**AIM OF THE TASK:**
Take every line from the listing below that includes "填化学式" and copy it.

------------------------

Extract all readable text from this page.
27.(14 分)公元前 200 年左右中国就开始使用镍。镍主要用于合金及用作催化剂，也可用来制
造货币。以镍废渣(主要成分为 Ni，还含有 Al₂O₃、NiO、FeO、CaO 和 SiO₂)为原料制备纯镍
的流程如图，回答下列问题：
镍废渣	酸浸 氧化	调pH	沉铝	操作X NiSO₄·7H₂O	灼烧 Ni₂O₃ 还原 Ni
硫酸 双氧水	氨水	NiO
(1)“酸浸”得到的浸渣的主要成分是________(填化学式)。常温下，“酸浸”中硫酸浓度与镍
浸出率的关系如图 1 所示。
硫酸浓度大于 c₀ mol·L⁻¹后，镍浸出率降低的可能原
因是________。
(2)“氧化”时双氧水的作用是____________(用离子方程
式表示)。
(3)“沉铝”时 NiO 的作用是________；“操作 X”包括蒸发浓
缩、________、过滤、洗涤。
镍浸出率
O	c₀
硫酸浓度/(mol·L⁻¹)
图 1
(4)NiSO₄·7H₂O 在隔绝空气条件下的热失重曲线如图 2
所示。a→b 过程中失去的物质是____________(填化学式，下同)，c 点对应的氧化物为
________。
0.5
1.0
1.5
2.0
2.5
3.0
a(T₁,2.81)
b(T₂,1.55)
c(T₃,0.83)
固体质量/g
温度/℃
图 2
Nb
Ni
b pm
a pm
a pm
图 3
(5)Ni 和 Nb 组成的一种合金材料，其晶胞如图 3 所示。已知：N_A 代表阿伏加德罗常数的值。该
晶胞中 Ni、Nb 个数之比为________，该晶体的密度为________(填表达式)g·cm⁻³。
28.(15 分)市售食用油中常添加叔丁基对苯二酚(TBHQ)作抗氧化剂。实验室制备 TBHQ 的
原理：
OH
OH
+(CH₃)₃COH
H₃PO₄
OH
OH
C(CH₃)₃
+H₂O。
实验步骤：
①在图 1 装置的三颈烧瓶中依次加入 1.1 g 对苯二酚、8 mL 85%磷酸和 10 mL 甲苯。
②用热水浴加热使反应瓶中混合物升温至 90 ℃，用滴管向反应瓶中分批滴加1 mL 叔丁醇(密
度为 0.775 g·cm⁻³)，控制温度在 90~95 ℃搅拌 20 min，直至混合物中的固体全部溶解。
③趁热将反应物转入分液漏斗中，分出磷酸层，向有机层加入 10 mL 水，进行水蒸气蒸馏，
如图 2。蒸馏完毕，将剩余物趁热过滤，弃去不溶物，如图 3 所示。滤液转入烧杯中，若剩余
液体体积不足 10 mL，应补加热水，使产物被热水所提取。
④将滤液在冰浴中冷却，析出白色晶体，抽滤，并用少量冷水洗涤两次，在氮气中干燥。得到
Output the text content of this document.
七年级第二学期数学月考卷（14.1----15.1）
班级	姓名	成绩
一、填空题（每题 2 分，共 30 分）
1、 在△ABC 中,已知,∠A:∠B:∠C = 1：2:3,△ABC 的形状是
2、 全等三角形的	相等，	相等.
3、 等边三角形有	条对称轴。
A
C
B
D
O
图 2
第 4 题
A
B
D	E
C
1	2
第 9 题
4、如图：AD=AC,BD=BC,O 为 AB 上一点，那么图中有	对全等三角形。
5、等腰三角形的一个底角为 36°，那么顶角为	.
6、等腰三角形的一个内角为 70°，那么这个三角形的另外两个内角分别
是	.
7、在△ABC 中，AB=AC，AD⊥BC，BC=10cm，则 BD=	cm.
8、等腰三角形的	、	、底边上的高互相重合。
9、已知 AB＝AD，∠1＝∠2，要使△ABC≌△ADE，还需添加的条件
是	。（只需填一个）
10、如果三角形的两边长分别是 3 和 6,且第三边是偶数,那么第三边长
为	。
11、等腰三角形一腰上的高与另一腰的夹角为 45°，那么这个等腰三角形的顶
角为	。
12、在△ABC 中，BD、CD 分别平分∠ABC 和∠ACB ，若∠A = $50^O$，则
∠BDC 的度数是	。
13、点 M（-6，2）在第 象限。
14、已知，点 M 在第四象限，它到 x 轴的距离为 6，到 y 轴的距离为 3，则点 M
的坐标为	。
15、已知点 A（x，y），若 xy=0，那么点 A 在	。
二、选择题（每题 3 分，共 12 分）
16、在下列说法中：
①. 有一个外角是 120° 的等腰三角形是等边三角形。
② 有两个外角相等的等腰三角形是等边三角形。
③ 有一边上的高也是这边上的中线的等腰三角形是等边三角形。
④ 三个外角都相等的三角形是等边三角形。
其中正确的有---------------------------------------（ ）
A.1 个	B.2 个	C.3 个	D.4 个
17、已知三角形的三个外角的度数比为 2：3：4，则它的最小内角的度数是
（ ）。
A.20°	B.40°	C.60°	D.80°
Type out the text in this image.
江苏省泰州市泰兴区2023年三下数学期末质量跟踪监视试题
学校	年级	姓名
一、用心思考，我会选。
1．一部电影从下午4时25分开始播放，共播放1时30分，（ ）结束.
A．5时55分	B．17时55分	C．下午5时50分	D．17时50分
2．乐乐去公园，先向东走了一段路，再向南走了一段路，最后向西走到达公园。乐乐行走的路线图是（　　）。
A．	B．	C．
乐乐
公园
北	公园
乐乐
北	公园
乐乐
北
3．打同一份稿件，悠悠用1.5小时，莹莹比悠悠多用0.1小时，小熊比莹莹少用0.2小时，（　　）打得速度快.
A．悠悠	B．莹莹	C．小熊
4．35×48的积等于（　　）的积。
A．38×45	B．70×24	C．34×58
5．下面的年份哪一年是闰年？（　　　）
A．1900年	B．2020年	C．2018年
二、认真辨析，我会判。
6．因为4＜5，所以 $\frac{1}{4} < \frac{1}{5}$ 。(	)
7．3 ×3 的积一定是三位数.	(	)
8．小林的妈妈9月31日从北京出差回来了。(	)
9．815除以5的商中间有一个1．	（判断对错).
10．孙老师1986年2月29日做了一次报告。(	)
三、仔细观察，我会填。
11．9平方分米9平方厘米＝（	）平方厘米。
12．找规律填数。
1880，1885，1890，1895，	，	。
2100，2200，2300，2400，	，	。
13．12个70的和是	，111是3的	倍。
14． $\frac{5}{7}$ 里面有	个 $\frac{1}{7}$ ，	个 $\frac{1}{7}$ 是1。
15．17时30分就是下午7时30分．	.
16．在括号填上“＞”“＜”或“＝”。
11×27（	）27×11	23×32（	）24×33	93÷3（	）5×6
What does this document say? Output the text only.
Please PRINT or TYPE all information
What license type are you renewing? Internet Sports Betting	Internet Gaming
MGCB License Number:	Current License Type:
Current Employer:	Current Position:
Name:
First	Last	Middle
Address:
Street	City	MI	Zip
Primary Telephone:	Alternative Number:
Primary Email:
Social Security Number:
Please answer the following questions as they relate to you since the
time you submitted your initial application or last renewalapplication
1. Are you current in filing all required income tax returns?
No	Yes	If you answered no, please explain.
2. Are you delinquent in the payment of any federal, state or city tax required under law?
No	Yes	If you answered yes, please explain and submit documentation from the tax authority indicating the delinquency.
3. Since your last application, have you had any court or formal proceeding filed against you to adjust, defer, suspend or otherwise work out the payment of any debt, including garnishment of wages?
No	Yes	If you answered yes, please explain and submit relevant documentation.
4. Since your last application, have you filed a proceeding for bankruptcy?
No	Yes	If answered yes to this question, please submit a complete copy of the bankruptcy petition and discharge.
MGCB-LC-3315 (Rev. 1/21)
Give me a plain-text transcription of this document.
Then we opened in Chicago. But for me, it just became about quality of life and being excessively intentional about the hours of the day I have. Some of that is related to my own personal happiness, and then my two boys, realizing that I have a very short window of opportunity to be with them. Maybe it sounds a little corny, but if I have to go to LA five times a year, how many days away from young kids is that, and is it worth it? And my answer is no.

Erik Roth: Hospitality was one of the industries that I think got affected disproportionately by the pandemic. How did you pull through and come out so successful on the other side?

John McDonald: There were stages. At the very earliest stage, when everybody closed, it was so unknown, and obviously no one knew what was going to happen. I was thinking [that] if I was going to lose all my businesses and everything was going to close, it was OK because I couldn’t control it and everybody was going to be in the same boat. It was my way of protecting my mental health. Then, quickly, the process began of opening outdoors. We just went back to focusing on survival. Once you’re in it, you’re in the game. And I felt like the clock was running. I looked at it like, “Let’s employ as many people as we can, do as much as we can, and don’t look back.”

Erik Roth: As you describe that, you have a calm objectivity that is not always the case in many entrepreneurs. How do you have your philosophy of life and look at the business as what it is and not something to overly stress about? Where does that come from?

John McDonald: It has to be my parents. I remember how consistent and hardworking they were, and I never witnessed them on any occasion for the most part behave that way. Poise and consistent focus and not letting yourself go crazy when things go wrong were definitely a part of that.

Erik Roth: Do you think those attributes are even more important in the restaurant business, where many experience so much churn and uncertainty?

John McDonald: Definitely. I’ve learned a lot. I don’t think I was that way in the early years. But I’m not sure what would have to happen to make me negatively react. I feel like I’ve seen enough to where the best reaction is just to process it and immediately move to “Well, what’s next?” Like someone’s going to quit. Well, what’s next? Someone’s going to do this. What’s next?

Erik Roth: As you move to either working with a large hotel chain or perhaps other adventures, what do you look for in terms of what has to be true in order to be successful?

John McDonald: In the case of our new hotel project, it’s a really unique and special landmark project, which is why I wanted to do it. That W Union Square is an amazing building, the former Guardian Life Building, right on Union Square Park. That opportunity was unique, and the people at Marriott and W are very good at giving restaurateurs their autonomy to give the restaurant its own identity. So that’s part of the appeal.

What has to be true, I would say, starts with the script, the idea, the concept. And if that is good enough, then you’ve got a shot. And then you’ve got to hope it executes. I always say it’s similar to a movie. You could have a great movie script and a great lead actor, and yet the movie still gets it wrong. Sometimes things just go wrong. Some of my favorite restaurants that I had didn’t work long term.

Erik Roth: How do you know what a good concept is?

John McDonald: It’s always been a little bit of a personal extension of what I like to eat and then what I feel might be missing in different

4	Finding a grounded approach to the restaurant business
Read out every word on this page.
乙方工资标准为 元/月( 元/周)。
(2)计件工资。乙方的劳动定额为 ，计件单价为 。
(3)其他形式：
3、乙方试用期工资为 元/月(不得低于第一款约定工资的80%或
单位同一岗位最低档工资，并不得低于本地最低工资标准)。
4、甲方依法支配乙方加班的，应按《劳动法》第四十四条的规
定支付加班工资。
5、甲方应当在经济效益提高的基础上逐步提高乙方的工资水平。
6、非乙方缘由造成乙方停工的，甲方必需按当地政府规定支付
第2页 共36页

------------------------

**RESULT FOR THIS EXERCISE:**
(1)“酸浸”得到的浸渣的主要成分是________(填化学式)。常温下，“酸浸”中硫酸浓度与镍
所示。a→b 过程中失去的物质是____________(填化学式，下同)，c 点对应的氧化物为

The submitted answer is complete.